* [STATED TASK] Below are some records; return each one exactly.

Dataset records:
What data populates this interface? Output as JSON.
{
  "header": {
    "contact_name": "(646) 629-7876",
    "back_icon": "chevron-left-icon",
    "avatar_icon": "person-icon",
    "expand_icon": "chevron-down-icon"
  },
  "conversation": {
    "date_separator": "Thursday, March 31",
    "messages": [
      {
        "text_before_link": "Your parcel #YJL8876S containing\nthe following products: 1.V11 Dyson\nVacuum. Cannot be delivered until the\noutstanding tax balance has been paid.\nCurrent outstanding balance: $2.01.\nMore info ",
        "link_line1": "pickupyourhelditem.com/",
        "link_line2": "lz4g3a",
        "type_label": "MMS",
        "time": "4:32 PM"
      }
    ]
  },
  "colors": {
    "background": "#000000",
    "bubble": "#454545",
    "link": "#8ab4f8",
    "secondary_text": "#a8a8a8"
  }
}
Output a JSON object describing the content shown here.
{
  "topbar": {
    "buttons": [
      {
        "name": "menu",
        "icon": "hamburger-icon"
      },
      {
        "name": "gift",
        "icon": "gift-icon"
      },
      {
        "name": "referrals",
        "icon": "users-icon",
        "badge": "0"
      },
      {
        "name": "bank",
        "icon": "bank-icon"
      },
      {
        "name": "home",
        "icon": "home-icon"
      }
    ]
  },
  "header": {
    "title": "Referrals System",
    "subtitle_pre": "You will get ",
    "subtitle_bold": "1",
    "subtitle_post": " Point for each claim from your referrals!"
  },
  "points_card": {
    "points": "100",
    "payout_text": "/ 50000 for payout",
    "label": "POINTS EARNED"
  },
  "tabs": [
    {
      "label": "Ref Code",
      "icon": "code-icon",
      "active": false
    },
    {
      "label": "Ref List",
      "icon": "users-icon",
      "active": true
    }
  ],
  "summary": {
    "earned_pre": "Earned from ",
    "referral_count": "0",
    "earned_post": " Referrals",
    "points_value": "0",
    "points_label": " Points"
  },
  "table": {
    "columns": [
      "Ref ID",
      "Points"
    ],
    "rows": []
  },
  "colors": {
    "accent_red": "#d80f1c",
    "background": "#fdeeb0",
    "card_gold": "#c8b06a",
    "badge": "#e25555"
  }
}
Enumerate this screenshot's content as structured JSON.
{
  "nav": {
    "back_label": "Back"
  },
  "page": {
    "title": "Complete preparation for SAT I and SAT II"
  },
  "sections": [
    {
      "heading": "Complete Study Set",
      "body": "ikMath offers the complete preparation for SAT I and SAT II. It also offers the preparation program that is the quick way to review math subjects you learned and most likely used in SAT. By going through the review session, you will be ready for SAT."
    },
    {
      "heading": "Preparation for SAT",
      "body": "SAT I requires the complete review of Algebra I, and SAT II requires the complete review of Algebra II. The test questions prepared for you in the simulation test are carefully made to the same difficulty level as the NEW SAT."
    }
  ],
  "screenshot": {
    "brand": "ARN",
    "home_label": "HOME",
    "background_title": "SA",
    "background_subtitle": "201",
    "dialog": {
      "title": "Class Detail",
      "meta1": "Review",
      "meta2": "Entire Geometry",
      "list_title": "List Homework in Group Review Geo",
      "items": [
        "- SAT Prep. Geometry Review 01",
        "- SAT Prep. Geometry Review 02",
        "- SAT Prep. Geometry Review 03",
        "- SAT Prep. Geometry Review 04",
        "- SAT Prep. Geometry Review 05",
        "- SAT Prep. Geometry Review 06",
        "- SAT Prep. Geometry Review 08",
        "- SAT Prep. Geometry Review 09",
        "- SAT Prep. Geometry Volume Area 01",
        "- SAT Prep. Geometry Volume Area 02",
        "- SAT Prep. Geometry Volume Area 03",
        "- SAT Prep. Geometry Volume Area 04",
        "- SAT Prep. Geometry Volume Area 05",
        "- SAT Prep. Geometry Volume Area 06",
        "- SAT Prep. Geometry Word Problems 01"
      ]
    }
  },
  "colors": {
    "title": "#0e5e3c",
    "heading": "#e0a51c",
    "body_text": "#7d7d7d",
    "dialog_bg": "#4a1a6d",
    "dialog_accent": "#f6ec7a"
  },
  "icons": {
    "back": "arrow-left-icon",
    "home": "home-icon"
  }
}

* [OUTPUT OF THE TASK]
What data populates this interface? Output as JSON.
{
  "header": {
    "contact_name": "(646) 629-7876",
    "back_icon": "chevron-left-icon",
    "avatar_icon": "person-icon",
    "expand_icon": "chevron-down-icon"
  },
  "conversation": {
    "date_separator": "Thursday, March 31",
    "messages": [
      {
        "text_before_link": "Your parcel #YJL8876S containing\nthe following products: 1.V11 Dyson\nVacuum. Cannot be delivered until the\noutstanding tax balance has been paid.\nCurrent outstanding balance: $2.01.\nMore info ",
        "link_line1": "pickupyourhelditem.com/",
        "link_line2": "lz4g3a",
        "type_label": "MMS",
        "time": "4:32 PM"
      }
    ]
  },
  "colors": {
    "background": "#000000",
    "bubble": "#454545",
    "link": "#8ab4f8",
    "secondary_text": "#a8a8a8"
  }
}
Output a JSON object describing the content shown here.
{
  "topbar": {
    "buttons": [
      {
        "name": "menu",
        "icon": "hamburger-icon"
      },
      {
        "name": "gift",
        "icon": "gift-icon"
      },
      {
        "name": "referrals",
        "icon": "users-icon",
        "badge": "0"
      },
      {
        "name": "bank",
        "icon": "bank-icon"
      },
      {
        "name": "home",
        "icon": "home-icon"
      }
    ]
  },
  "header": {
    "title": "Referrals System",
    "subtitle_pre": "You will get ",
    "subtitle_bold": "1",
    "subtitle_post": " Point for each claim from your referrals!"
  },
  "points_card": {
    "points": "100",
    "payout_text": "/ 50000 for payout",
    "label": "POINTS EARNED"
  },
  "tabs": [
    {
      "label": "Ref Code",
      "icon": "code-icon",
      "active": false
    },
    {
      "label": "Ref List",
      "icon": "users-icon",
      "active": true
    }
  ],
  "summary": {
    "earned_pre": "Earned from ",
    "referral_count": "0",
    "earned_post": " Referrals",
    "points_value": "0",
    "points_label": " Points"
  },
  "table": {
    "columns": [
      "Ref ID",
      "Points"
    ],
    "rows": []
  },
  "colors": {
    "accent_red": "#d80f1c",
    "background": "#fdeeb0",
    "card_gold": "#c8b06a",
    "badge": "#e25555"
  }
}
Enumerate this screenshot's content as structured JSON.
{
  "nav": {
    "back_label": "Back"
  },
  "page": {
    "title": "Complete preparation for SAT I and SAT II"
  },
  "sections": [
    {
      "heading": "Complete Study Set",
      "body": "ikMath offers the complete preparation for SAT I and SAT II. It also offers the preparation program that is the quick way to review math subjects you learned and most likely used in SAT. By going through the review session, you will be ready for SAT."
    },
    {
      "heading": "Preparation for SAT",
      "body": "SAT I requires the complete review of Algebra I, and SAT II requires the complete review of Algebra II. The test questions prepared for you in the simulation test are carefully made to the same difficulty level as the NEW SAT."
    }
  ],
  "screenshot": {
    "brand": "ARN",
    "home_label": "HOME",
    "background_title": "SA",
    "background_subtitle": "201",
    "dialog": {
      "title": "Class Detail",
      "meta1": "Review",
      "meta2": "Entire Geometry",
      "list_title": "List Homework in Group Review Geo",
      "items": [
        "- SAT Prep. Geometry Review 01",
        "- SAT Prep. Geometry Review 02",
        "- SAT Prep. Geometry Review 03",
        "- SAT Prep. Geometry Review 04",
        "- SAT Prep. Geometry Review 05",
        "- SAT Prep. Geometry Review 06",
        "- SAT Prep. Geometry Review 08",
        "- SAT Prep. Geometry Review 09",
        "- SAT Prep. Geometry Volume Area 01",
        "- SAT Prep. Geometry Volume Area 02",
        "- SAT Prep. Geometry Volume Area 03",
        "- SAT Prep. Geometry Volume Area 04",
        "- SAT Prep. Geometry Volume Area 05",
        "- SAT Prep. Geometry Volume Area 06",
        "- SAT Prep. Geometry Word Problems 01"
      ]
    }
  },
  "colors": {
    "title": "#0e5e3c",
    "heading": "#e0a51c",
    "body_text": "#7d7d7d",
    "dialog_bg": "#4a1a6d",
    "dialog_accent": "#f6ec7a"
  },
  "icons": {
    "back": "arrow-left-icon",
    "home": "home-icon"
  }
}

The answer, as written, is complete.